* [Entries supplied]
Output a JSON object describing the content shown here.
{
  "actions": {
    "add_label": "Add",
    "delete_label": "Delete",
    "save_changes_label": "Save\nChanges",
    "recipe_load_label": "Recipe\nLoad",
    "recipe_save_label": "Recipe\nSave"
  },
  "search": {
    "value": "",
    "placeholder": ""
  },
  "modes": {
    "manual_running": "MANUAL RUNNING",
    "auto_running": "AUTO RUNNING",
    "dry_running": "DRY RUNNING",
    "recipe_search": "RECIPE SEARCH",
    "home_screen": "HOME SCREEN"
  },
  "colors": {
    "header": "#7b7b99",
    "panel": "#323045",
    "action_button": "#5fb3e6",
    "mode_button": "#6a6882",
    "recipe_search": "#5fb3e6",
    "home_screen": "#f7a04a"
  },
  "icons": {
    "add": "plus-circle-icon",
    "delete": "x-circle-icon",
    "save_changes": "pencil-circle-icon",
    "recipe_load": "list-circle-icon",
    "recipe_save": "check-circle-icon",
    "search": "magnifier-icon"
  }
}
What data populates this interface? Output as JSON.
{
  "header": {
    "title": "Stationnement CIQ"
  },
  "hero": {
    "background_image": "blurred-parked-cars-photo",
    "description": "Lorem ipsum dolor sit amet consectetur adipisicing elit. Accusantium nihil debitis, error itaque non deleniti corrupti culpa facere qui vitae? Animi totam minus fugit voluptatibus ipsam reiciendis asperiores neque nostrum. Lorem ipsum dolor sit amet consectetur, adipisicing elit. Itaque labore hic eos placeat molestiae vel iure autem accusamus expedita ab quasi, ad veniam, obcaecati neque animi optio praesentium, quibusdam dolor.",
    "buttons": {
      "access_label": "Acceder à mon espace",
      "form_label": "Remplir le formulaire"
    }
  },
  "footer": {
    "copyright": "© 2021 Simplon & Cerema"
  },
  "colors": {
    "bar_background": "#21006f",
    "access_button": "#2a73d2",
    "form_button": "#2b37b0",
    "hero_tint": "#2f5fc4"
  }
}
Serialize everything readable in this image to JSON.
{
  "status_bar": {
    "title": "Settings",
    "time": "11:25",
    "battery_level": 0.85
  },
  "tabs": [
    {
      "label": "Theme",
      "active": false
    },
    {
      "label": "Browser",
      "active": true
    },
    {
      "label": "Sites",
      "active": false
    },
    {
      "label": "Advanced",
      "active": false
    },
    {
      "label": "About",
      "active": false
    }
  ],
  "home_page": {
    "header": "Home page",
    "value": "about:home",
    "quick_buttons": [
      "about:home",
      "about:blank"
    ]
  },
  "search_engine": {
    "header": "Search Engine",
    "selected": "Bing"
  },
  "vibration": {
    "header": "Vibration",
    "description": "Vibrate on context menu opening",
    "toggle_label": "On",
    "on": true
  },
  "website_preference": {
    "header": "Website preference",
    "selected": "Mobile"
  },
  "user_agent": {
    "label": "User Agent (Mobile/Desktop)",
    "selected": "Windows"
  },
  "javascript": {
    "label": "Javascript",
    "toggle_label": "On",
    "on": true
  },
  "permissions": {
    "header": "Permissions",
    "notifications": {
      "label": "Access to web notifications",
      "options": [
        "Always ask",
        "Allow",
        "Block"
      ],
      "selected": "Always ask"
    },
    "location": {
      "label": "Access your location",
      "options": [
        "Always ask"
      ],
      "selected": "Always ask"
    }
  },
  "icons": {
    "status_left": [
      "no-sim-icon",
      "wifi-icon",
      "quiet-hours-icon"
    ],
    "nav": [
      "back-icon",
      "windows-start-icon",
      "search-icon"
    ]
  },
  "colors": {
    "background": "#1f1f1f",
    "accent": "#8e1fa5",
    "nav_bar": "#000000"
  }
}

* [Exercise directions] From the entries above, extract every line where the word "notifications" appears.

* [Complete response]
    "notifications": {
      "label": "Access to web notifications",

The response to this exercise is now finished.